**Source data**
______

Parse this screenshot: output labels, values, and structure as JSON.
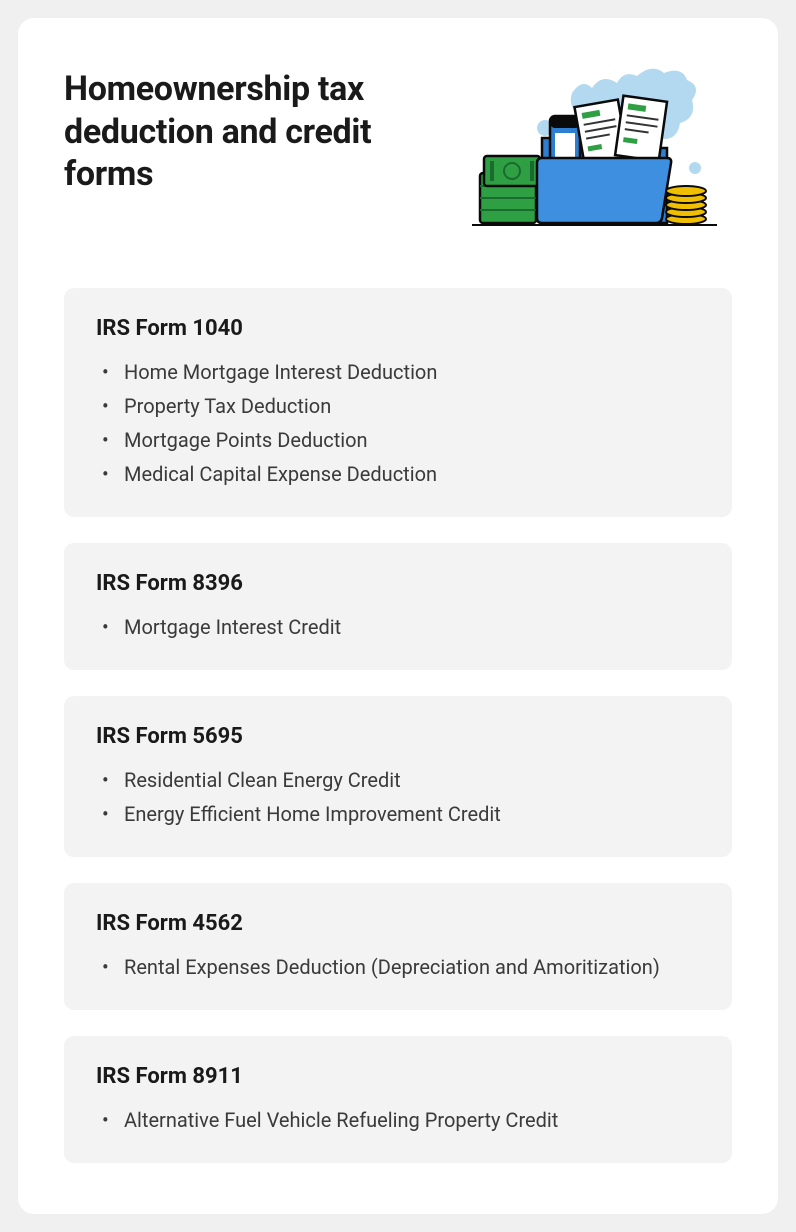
{
  "title": "Homeownership tax deduction and credit forms",
  "sections": [
    {
      "heading": "IRS Form 1040",
      "items": [
        "Home Mortgage Interest Deduction",
        "Property Tax Deduction",
        "Mortgage Points Deduction",
        "Medical Capital Expense Deduction"
      ]
    },
    {
      "heading": "IRS Form 8396",
      "items": [
        "Mortgage Interest Credit"
      ]
    },
    {
      "heading": "IRS Form 5695",
      "items": [
        "Residential Clean Energy Credit",
        "Energy Efficient Home Improvement Credit"
      ]
    },
    {
      "heading": "IRS Form 4562",
      "items": [
        "Rental Expenses Deduction (Depreciation and Amoritization)"
      ]
    },
    {
      "heading": "IRS Form 8911",
      "items": [
        "Alternative Fuel Vehicle Refueling Property Credit"
      ]
    }
  ],
  "colors": {
    "page_bg": "#f0f0f0",
    "card_bg": "#ffffff",
    "section_bg": "#f3f3f3",
    "title_color": "#1a1a1a",
    "text_color": "#3a3a3a",
    "folder_blue": "#2e7ed1",
    "folder_front": "#3e8fe0",
    "cloud_blue": "#b3d9f0",
    "money_green": "#2ea043",
    "money_dark_green": "#1a6b2e",
    "coin_yellow": "#f0c000",
    "coin_dark": "#c89800",
    "doc_white": "#ffffff",
    "doc_line": "#333333",
    "doc_green": "#2ea043",
    "phone_blue": "#2e7ed1",
    "phone_top": "#0a0a0a"
  }
}
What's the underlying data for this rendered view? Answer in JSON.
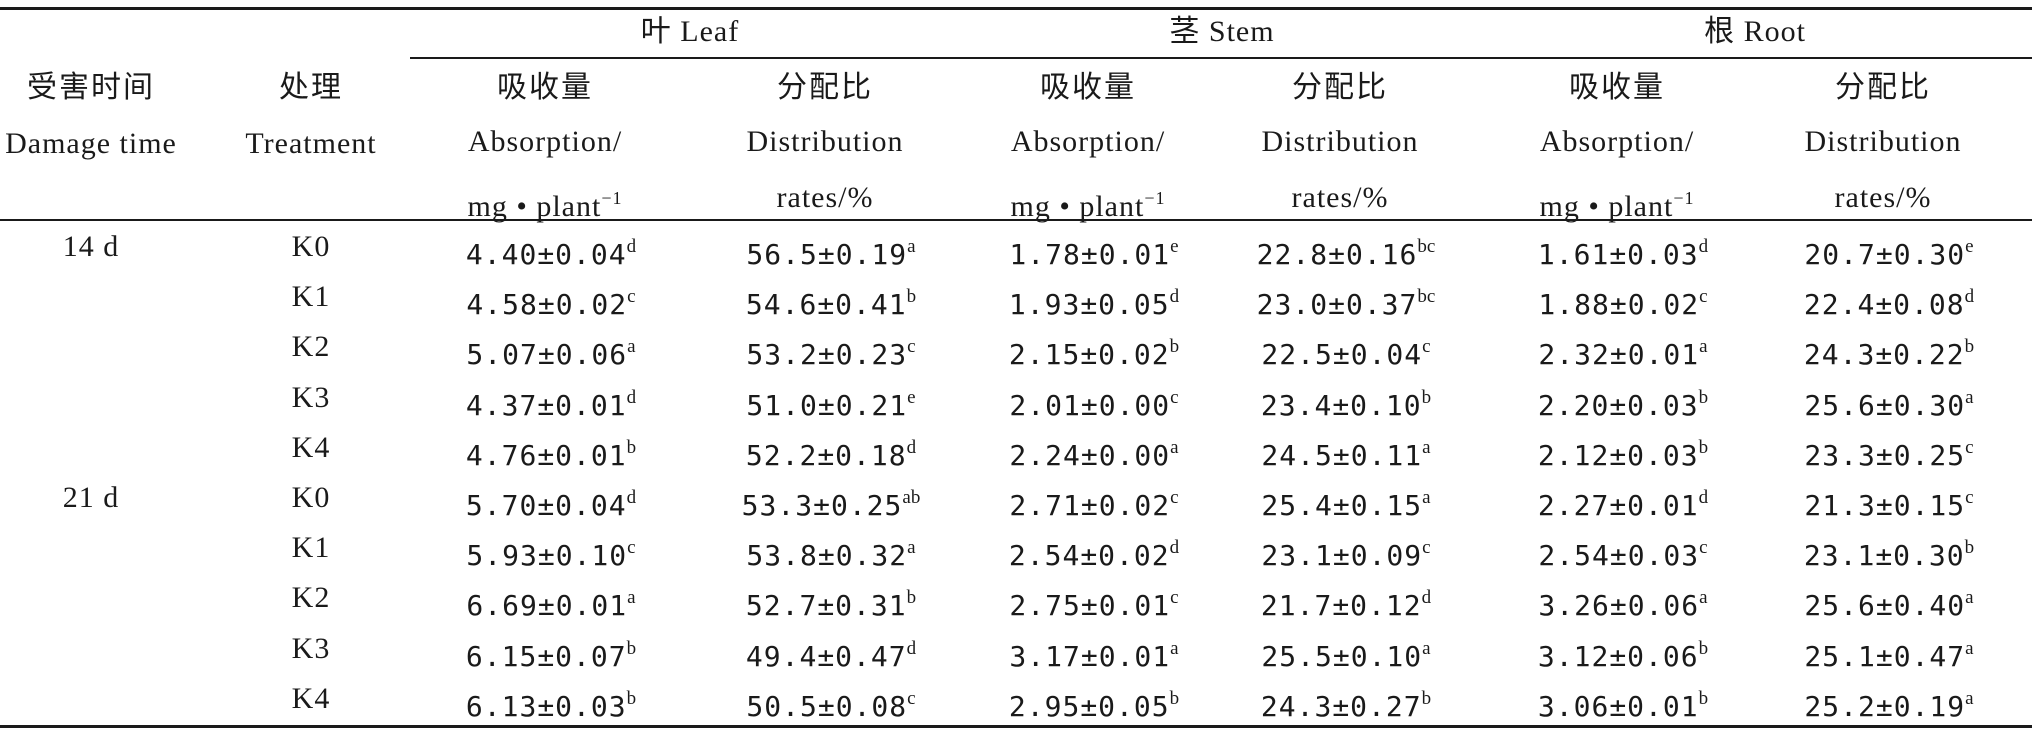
{
  "header": {
    "groups": [
      {
        "label": "叶 Leaf"
      },
      {
        "label": "茎 Stem"
      },
      {
        "label": "根 Root"
      }
    ],
    "damage_time_cn": "受害时间",
    "damage_time_en": "Damage time",
    "treatment_cn": "处理",
    "treatment_en": "Treatment",
    "absorption_cn": "吸收量",
    "absorption_en": "Absorption/",
    "absorption_unit": "mg • plant",
    "absorption_unit_exp": "−1",
    "distribution_cn": "分配比",
    "distribution_en": "Distribution",
    "distribution_unit": "rates/%"
  },
  "rows": [
    {
      "time": "14 d",
      "treatment": "K0",
      "cells": [
        [
          "4.40±0.04",
          "d"
        ],
        [
          "56.5±0.19",
          "a"
        ],
        [
          "1.78±0.01",
          "e"
        ],
        [
          "22.8±0.16",
          "bc"
        ],
        [
          "1.61±0.03",
          "d"
        ],
        [
          "20.7±0.30",
          "e"
        ]
      ]
    },
    {
      "time": "",
      "treatment": "K1",
      "cells": [
        [
          "4.58±0.02",
          "c"
        ],
        [
          "54.6±0.41",
          "b"
        ],
        [
          "1.93±0.05",
          "d"
        ],
        [
          "23.0±0.37",
          "bc"
        ],
        [
          "1.88±0.02",
          "c"
        ],
        [
          "22.4±0.08",
          "d"
        ]
      ]
    },
    {
      "time": "",
      "treatment": "K2",
      "cells": [
        [
          "5.07±0.06",
          "a"
        ],
        [
          "53.2±0.23",
          "c"
        ],
        [
          "2.15±0.02",
          "b"
        ],
        [
          "22.5±0.04",
          "c"
        ],
        [
          "2.32±0.01",
          "a"
        ],
        [
          "24.3±0.22",
          "b"
        ]
      ]
    },
    {
      "time": "",
      "treatment": "K3",
      "cells": [
        [
          "4.37±0.01",
          "d"
        ],
        [
          "51.0±0.21",
          "e"
        ],
        [
          "2.01±0.00",
          "c"
        ],
        [
          "23.4±0.10",
          "b"
        ],
        [
          "2.20±0.03",
          "b"
        ],
        [
          "25.6±0.30",
          "a"
        ]
      ]
    },
    {
      "time": "",
      "treatment": "K4",
      "cells": [
        [
          "4.76±0.01",
          "b"
        ],
        [
          "52.2±0.18",
          "d"
        ],
        [
          "2.24±0.00",
          "a"
        ],
        [
          "24.5±0.11",
          "a"
        ],
        [
          "2.12±0.03",
          "b"
        ],
        [
          "23.3±0.25",
          "c"
        ]
      ]
    },
    {
      "time": "21 d",
      "treatment": "K0",
      "cells": [
        [
          "5.70±0.04",
          "d"
        ],
        [
          "53.3±0.25",
          "ab"
        ],
        [
          "2.71±0.02",
          "c"
        ],
        [
          "25.4±0.15",
          "a"
        ],
        [
          "2.27±0.01",
          "d"
        ],
        [
          "21.3±0.15",
          "c"
        ]
      ]
    },
    {
      "time": "",
      "treatment": "K1",
      "cells": [
        [
          "5.93±0.10",
          "c"
        ],
        [
          "53.8±0.32",
          "a"
        ],
        [
          "2.54±0.02",
          "d"
        ],
        [
          "23.1±0.09",
          "c"
        ],
        [
          "2.54±0.03",
          "c"
        ],
        [
          "23.1±0.30",
          "b"
        ]
      ]
    },
    {
      "time": "",
      "treatment": "K2",
      "cells": [
        [
          "6.69±0.01",
          "a"
        ],
        [
          "52.7±0.31",
          "b"
        ],
        [
          "2.75±0.01",
          "c"
        ],
        [
          "21.7±0.12",
          "d"
        ],
        [
          "3.26±0.06",
          "a"
        ],
        [
          "25.6±0.40",
          "a"
        ]
      ]
    },
    {
      "time": "",
      "treatment": "K3",
      "cells": [
        [
          "6.15±0.07",
          "b"
        ],
        [
          "49.4±0.47",
          "d"
        ],
        [
          "3.17±0.01",
          "a"
        ],
        [
          "25.5±0.10",
          "a"
        ],
        [
          "3.12±0.06",
          "b"
        ],
        [
          "25.1±0.47",
          "a"
        ]
      ]
    },
    {
      "time": "",
      "treatment": "K4",
      "cells": [
        [
          "6.13±0.03",
          "b"
        ],
        [
          "50.5±0.08",
          "c"
        ],
        [
          "2.95±0.05",
          "b"
        ],
        [
          "24.3±0.27",
          "b"
        ],
        [
          "3.06±0.01",
          "b"
        ],
        [
          "25.2±0.19",
          "a"
        ]
      ]
    }
  ]
}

______

**Instructions for the task**
Print the whole listing above once more, word for word, without its pictures.

**Written solution**
Parse this screenshot: output labels, values, and structure as JSON.
{
  "title": "Homeownership tax deduction and credit forms",
  "sections": [
    {
      "heading": "IRS Form 1040",
      "items": [
        "Home Mortgage Interest Deduction",
        "Property Tax Deduction",
        "Mortgage Points Deduction",
        "Medical Capital Expense Deduction"
      ]
    },
    {
      "heading": "IRS Form 8396",
      "items": [
        "Mortgage Interest Credit"
      ]
    },
    {
      "heading": "IRS Form 5695",
      "items": [
        "Residential Clean Energy Credit",
        "Energy Efficient Home Improvement Credit"
      ]
    },
    {
      "heading": "IRS Form 4562",
      "items": [
        "Rental Expenses Deduction (Depreciation and Amoritization)"
      ]
    },
    {
      "heading": "IRS Form 8911",
      "items": [
        "Alternative Fuel Vehicle Refueling Property Credit"
      ]
    }
  ],
  "colors": {
    "page_bg": "#f0f0f0",
    "card_bg": "#ffffff",
    "section_bg": "#f3f3f3",
    "title_color": "#1a1a1a",
    "text_color": "#3a3a3a",
    "folder_blue": "#2e7ed1",
    "folder_front": "#3e8fe0",
    "cloud_blue": "#b3d9f0",
    "money_green": "#2ea043",
    "money_dark_green": "#1a6b2e",
    "coin_yellow": "#f0c000",
    "coin_dark": "#c89800",
    "doc_white": "#ffffff",
    "doc_line": "#333333",
    "doc_green": "#2ea043",
    "phone_blue": "#2e7ed1",
    "phone_top": "#0a0a0a"
  }
}
What's the underlying data for this rendered view? Answer in JSON.
{
  "header": {
    "groups": [
      {
        "label": "叶 Leaf"
      },
      {
        "label": "茎 Stem"
      },
      {
        "label": "根 Root"
      }
    ],
    "damage_time_cn": "受害时间",
    "damage_time_en": "Damage time",
    "treatment_cn": "处理",
    "treatment_en": "Treatment",
    "absorption_cn": "吸收量",
    "absorption_en": "Absorption/",
    "absorption_unit": "mg • plant",
    "absorption_unit_exp": "−1",
    "distribution_cn": "分配比",
    "distribution_en": "Distribution",
    "distribution_unit": "rates/%"
  },
  "rows": [
    {
      "time": "14 d",
      "treatment": "K0",
      "cells": [
        [
          "4.40±0.04",
          "d"
        ],
        [
          "56.5±0.19",
          "a"
        ],
        [
          "1.78±0.01",
          "e"
        ],
        [
          "22.8±0.16",
          "bc"
        ],
        [
          "1.61±0.03",
          "d"
        ],
        [
          "20.7±0.30",
          "e"
        ]
      ]
    },
    {
      "time": "",
      "treatment": "K1",
      "cells": [
        [
          "4.58±0.02",
          "c"
        ],
        [
          "54.6±0.41",
          "b"
        ],
        [
          "1.93±0.05",
          "d"
        ],
        [
          "23.0±0.37",
          "bc"
        ],
        [
          "1.88±0.02",
          "c"
        ],
        [
          "22.4±0.08",
          "d"
        ]
      ]
    },
    {
      "time": "",
      "treatment": "K2",
      "cells": [
        [
          "5.07±0.06",
          "a"
        ],
        [
          "53.2±0.23",
          "c"
        ],
        [
          "2.15±0.02",
          "b"
        ],
        [
          "22.5±0.04",
          "c"
        ],
        [
          "2.32±0.01",
          "a"
        ],
        [
          "24.3±0.22",
          "b"
        ]
      ]
    },
    {
      "time": "",
      "treatment": "K3",
      "cells": [
        [
          "4.37±0.01",
          "d"
        ],
        [
          "51.0±0.21",
          "e"
        ],
        [
          "2.01±0.00",
          "c"
        ],
        [
          "23.4±0.10",
          "b"
        ],
        [
          "2.20±0.03",
          "b"
        ],
        [
          "25.6±0.30",
          "a"
        ]
      ]
    },
    {
      "time": "",
      "treatment": "K4",
      "cells": [
        [
          "4.76±0.01",
          "b"
        ],
        [
          "52.2±0.18",
          "d"
        ],
        [
          "2.24±0.00",
          "a"
        ],
        [
          "24.5±0.11",
          "a"
        ],
        [
          "2.12±0.03",
          "b"
        ],
        [
          "23.3±0.25",
          "c"
        ]
      ]
    },
    {
      "time": "21 d",
      "treatment": "K0",
      "cells": [
        [
          "5.70±0.04",
          "d"
        ],
        [
          "53.3±0.25",
          "ab"
        ],
        [
          "2.71±0.02",
          "c"
        ],
        [
          "25.4±0.15",
          "a"
        ],
        [
          "2.27±0.01",
          "d"
        ],
        [
          "21.3±0.15",
          "c"
        ]
      ]
    },
    {
      "time": "",
      "treatment": "K1",
      "cells": [
        [
          "5.93±0.10",
          "c"
        ],
        [
          "53.8±0.32",
          "a"
        ],
        [
          "2.54±0.02",
          "d"
        ],
        [
          "23.1±0.09",
          "c"
        ],
        [
          "2.54±0.03",
          "c"
        ],
        [
          "23.1±0.30",
          "b"
        ]
      ]
    },
    {
      "time": "",
      "treatment": "K2",
      "cells": [
        [
          "6.69±0.01",
          "a"
        ],
        [
          "52.7±0.31",
          "b"
        ],
        [
          "2.75±0.01",
          "c"
        ],
        [
          "21.7±0.12",
          "d"
        ],
        [
          "3.26±0.06",
          "a"
        ],
        [
          "25.6±0.40",
          "a"
        ]
      ]
    },
    {
      "time": "",
      "treatment": "K3",
      "cells": [
        [
          "6.15±0.07",
          "b"
        ],
        [
          "49.4±0.47",
          "d"
        ],
        [
          "3.17±0.01",
          "a"
        ],
        [
          "25.5±0.10",
          "a"
        ],
        [
          "3.12±0.06",
          "b"
        ],
        [
          "25.1±0.47",
          "a"
        ]
      ]
    },
    {
      "time": "",
      "treatment": "K4",
      "cells": [
        [
          "6.13±0.03",
          "b"
        ],
        [
          "50.5±0.08",
          "c"
        ],
        [
          "2.95±0.05",
          "b"
        ],
        [
          "24.3±0.27",
          "b"
        ],
        [
          "3.06±0.01",
          "b"
        ],
        [
          "25.2±0.19",
          "a"
        ]
      ]
    }
  ]
}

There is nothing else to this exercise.